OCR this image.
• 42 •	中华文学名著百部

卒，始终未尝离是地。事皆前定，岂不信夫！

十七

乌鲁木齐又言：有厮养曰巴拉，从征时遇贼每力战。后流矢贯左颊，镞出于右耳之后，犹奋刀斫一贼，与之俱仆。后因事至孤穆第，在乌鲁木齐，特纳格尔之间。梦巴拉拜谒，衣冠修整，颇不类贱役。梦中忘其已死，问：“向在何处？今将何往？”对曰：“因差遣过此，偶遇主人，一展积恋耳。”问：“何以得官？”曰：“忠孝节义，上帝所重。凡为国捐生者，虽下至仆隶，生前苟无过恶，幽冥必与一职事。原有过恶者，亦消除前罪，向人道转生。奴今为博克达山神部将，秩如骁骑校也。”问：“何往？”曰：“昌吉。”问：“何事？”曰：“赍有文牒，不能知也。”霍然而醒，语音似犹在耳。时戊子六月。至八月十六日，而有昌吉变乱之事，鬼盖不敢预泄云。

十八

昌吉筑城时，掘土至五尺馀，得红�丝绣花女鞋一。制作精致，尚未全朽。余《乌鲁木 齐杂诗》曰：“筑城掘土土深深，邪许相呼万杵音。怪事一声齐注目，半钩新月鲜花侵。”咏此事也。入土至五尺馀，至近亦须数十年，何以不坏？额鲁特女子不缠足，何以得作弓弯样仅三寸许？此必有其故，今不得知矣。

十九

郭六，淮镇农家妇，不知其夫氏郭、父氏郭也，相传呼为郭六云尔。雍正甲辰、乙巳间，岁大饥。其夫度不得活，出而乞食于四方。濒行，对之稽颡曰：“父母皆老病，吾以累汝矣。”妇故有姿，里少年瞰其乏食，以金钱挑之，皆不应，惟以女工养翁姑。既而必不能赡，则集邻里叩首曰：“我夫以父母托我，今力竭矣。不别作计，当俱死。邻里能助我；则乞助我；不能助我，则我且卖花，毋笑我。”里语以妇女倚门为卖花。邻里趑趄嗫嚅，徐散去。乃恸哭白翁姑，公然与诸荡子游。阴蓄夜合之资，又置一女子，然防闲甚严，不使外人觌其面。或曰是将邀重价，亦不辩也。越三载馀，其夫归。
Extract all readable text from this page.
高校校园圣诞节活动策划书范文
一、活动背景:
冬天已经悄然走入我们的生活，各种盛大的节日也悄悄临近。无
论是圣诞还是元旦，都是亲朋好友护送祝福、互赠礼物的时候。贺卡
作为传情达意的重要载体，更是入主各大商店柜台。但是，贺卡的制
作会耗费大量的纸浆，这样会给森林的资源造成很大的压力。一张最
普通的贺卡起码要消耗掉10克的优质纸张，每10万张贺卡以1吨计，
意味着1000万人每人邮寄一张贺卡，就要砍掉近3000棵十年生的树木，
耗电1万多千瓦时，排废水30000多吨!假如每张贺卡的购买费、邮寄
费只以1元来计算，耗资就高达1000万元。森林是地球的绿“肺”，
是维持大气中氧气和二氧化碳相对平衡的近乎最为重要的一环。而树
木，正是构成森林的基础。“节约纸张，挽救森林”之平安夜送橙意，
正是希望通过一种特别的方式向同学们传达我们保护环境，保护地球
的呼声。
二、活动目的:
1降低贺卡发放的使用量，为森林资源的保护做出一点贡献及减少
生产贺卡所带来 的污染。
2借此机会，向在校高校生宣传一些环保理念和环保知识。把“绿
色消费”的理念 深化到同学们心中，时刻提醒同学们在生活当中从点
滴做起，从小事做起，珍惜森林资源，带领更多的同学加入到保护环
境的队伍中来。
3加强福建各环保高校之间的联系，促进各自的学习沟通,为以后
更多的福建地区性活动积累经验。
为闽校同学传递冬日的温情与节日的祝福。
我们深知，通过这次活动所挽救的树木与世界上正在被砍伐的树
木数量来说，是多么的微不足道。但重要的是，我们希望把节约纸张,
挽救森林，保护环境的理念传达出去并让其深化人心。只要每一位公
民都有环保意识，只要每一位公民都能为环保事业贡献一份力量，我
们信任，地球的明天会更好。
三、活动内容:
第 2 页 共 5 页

YOUR OBJECTIVE:
Find the string "this" in the entries above and return each line that holds it.

COMPLETE ANSWER:
OCR this image.
Extract all readable text from this page.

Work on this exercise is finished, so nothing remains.